— Start Information provided —
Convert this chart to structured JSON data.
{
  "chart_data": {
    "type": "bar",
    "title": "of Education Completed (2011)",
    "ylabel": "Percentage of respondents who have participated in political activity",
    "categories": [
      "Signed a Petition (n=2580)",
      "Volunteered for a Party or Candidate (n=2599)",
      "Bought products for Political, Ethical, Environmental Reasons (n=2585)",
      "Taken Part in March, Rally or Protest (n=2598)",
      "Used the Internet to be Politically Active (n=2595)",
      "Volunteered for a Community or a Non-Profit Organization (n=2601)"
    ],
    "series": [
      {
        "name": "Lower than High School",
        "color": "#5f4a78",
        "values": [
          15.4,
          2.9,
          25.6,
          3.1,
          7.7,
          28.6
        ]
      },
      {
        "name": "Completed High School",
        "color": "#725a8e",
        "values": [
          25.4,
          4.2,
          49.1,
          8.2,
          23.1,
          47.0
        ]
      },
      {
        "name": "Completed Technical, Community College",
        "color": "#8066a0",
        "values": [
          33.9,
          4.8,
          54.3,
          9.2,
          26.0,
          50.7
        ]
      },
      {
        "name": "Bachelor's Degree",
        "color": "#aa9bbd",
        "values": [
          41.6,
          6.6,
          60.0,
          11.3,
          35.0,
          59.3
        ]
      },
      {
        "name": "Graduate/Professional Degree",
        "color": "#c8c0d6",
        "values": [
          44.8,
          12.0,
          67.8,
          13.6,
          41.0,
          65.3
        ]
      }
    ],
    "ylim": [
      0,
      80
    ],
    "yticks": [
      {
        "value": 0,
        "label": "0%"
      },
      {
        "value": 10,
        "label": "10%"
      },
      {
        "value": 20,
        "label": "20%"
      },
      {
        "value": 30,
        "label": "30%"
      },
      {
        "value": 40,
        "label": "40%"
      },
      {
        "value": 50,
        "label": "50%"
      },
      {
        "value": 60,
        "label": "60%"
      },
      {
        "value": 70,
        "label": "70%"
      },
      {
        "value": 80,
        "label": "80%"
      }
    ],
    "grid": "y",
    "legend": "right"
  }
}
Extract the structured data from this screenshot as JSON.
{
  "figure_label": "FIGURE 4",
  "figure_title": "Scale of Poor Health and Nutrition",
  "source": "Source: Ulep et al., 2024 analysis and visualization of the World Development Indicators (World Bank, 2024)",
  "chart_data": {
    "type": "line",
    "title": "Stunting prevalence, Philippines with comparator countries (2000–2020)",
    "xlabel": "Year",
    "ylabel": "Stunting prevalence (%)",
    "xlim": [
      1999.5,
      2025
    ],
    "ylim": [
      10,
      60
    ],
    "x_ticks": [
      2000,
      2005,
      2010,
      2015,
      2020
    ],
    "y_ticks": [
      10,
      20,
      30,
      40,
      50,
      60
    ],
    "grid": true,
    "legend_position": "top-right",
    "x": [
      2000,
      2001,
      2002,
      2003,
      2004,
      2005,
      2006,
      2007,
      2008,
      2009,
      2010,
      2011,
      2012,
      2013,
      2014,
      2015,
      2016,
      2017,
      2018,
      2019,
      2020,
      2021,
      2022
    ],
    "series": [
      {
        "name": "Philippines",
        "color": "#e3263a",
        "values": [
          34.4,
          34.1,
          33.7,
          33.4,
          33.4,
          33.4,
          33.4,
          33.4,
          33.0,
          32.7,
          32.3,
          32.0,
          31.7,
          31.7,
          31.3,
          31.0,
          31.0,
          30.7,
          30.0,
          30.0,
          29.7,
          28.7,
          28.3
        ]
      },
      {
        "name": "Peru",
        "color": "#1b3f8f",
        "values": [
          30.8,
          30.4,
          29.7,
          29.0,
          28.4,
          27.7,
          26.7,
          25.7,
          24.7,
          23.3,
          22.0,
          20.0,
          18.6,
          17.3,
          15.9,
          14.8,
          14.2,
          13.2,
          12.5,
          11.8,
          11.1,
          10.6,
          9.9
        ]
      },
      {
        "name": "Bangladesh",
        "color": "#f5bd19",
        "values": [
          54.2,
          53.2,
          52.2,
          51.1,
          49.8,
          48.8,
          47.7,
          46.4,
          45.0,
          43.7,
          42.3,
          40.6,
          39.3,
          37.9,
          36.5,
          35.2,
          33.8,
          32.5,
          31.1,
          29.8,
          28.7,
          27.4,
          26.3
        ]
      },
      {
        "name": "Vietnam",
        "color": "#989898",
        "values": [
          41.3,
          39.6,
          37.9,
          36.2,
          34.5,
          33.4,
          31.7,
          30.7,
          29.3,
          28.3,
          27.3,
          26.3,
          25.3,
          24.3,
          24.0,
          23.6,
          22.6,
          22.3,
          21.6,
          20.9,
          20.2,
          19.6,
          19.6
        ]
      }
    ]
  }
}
— End Information provided —
Exercise details >>
Reproduce each record shown above without altering a single word.

The response >>
Convert this chart to structured JSON data.
{
  "chart_data": {
    "type": "bar",
    "title": "of Education Completed (2011)",
    "ylabel": "Percentage of respondents who have participated in political activity",
    "categories": [
      "Signed a Petition (n=2580)",
      "Volunteered for a Party or Candidate (n=2599)",
      "Bought products for Political, Ethical, Environmental Reasons (n=2585)",
      "Taken Part in March, Rally or Protest (n=2598)",
      "Used the Internet to be Politically Active (n=2595)",
      "Volunteered for a Community or a Non-Profit Organization (n=2601)"
    ],
    "series": [
      {
        "name": "Lower than High School",
        "color": "#5f4a78",
        "values": [
          15.4,
          2.9,
          25.6,
          3.1,
          7.7,
          28.6
        ]
      },
      {
        "name": "Completed High School",
        "color": "#725a8e",
        "values": [
          25.4,
          4.2,
          49.1,
          8.2,
          23.1,
          47.0
        ]
      },
      {
        "name": "Completed Technical, Community College",
        "color": "#8066a0",
        "values": [
          33.9,
          4.8,
          54.3,
          9.2,
          26.0,
          50.7
        ]
      },
      {
        "name": "Bachelor's Degree",
        "color": "#aa9bbd",
        "values": [
          41.6,
          6.6,
          60.0,
          11.3,
          35.0,
          59.3
        ]
      },
      {
        "name": "Graduate/Professional Degree",
        "color": "#c8c0d6",
        "values": [
          44.8,
          12.0,
          67.8,
          13.6,
          41.0,
          65.3
        ]
      }
    ],
    "ylim": [
      0,
      80
    ],
    "yticks": [
      {
        "value": 0,
        "label": "0%"
      },
      {
        "value": 10,
        "label": "10%"
      },
      {
        "value": 20,
        "label": "20%"
      },
      {
        "value": 30,
        "label": "30%"
      },
      {
        "value": 40,
        "label": "40%"
      },
      {
        "value": 50,
        "label": "50%"
      },
      {
        "value": 60,
        "label": "60%"
      },
      {
        "value": 70,
        "label": "70%"
      },
      {
        "value": 80,
        "label": "80%"
      }
    ],
    "grid": "y",
    "legend": "right"
  }
}
Extract the structured data from this screenshot as JSON.
{
  "figure_label": "FIGURE 4",
  "figure_title": "Scale of Poor Health and Nutrition",
  "source": "Source: Ulep et al., 2024 analysis and visualization of the World Development Indicators (World Bank, 2024)",
  "chart_data": {
    "type": "line",
    "title": "Stunting prevalence, Philippines with comparator countries (2000–2020)",
    "xlabel": "Year",
    "ylabel": "Stunting prevalence (%)",
    "xlim": [
      1999.5,
      2025
    ],
    "ylim": [
      10,
      60
    ],
    "x_ticks": [
      2000,
      2005,
      2010,
      2015,
      2020
    ],
    "y_ticks": [
      10,
      20,
      30,
      40,
      50,
      60
    ],
    "grid": true,
    "legend_position": "top-right",
    "x": [
      2000,
      2001,
      2002,
      2003,
      2004,
      2005,
      2006,
      2007,
      2008,
      2009,
      2010,
      2011,
      2012,
      2013,
      2014,
      2015,
      2016,
      2017,
      2018,
      2019,
      2020,
      2021,
      2022
    ],
    "series": [
      {
        "name": "Philippines",
        "color": "#e3263a",
        "values": [
          34.4,
          34.1,
          33.7,
          33.4,
          33.4,
          33.4,
          33.4,
          33.4,
          33.0,
          32.7,
          32.3,
          32.0,
          31.7,
          31.7,
          31.3,
          31.0,
          31.0,
          30.7,
          30.0,
          30.0,
          29.7,
          28.7,
          28.3
        ]
      },
      {
        "name": "Peru",
        "color": "#1b3f8f",
        "values": [
          30.8,
          30.4,
          29.7,
          29.0,
          28.4,
          27.7,
          26.7,
          25.7,
          24.7,
          23.3,
          22.0,
          20.0,
          18.6,
          17.3,
          15.9,
          14.8,
          14.2,
          13.2,
          12.5,
          11.8,
          11.1,
          10.6,
          9.9
        ]
      },
      {
        "name": "Bangladesh",
        "color": "#f5bd19",
        "values": [
          54.2,
          53.2,
          52.2,
          51.1,
          49.8,
          48.8,
          47.7,
          46.4,
          45.0,
          43.7,
          42.3,
          40.6,
          39.3,
          37.9,
          36.5,
          35.2,
          33.8,
          32.5,
          31.1,
          29.8,
          28.7,
          27.4,
          26.3
        ]
      },
      {
        "name": "Vietnam",
        "color": "#989898",
        "values": [
          41.3,
          39.6,
          37.9,
          36.2,
          34.5,
          33.4,
          31.7,
          30.7,
          29.3,
          28.3,
          27.3,
          26.3,
          25.3,
          24.3,
          24.0,
          23.6,
          22.6,
          22.3,
          21.6,
          20.9,
          20.2,
          19.6,
          19.6
        ]
      }
    ]
  }
}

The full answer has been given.